Say how many lines contain the string "icon". Give no other output.

[Dataset records]
★ ★ ★ ★ ★

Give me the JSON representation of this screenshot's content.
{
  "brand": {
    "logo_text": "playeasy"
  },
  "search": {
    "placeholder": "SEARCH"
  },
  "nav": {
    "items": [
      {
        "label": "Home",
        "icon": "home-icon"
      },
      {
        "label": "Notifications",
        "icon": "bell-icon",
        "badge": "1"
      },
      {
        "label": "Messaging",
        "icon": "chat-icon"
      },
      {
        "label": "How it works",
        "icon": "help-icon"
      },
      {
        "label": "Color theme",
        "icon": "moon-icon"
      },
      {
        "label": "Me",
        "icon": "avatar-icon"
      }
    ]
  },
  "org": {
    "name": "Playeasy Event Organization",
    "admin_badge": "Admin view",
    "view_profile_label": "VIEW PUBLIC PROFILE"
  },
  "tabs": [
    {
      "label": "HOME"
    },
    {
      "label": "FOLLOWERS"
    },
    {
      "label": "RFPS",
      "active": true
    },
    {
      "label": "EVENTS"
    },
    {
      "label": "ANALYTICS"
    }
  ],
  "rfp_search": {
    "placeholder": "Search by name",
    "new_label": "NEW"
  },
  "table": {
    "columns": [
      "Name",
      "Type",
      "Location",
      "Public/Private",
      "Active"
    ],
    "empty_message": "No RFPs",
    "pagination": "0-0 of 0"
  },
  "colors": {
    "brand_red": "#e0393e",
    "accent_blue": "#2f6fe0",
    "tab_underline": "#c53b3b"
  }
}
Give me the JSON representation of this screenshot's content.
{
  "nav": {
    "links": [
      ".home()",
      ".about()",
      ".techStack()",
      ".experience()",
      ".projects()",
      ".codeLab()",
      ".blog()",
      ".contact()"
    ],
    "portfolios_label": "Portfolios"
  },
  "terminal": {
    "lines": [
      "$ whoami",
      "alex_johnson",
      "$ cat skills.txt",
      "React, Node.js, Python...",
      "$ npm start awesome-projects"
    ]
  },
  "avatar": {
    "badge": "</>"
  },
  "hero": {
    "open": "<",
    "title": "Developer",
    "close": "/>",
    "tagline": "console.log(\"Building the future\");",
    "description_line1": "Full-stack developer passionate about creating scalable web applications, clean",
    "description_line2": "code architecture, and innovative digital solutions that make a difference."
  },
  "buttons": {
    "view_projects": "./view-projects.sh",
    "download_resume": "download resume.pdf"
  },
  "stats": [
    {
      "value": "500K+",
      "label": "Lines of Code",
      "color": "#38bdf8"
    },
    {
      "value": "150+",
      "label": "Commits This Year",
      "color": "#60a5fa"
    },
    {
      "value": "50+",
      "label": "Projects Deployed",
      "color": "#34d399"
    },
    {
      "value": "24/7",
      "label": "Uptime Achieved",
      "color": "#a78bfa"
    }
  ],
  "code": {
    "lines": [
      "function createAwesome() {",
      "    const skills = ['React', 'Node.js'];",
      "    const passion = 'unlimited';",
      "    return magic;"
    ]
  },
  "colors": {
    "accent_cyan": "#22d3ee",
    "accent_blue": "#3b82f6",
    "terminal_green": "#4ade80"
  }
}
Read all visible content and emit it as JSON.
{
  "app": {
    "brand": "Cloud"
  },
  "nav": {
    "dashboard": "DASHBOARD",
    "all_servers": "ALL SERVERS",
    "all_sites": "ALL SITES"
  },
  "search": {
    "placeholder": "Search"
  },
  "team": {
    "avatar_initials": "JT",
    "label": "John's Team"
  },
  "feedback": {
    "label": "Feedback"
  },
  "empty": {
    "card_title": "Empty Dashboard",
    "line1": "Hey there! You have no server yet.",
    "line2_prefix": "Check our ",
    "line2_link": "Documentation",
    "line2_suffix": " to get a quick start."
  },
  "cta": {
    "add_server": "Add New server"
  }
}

★ ★ ★ ★ ★

[Problem solution] 6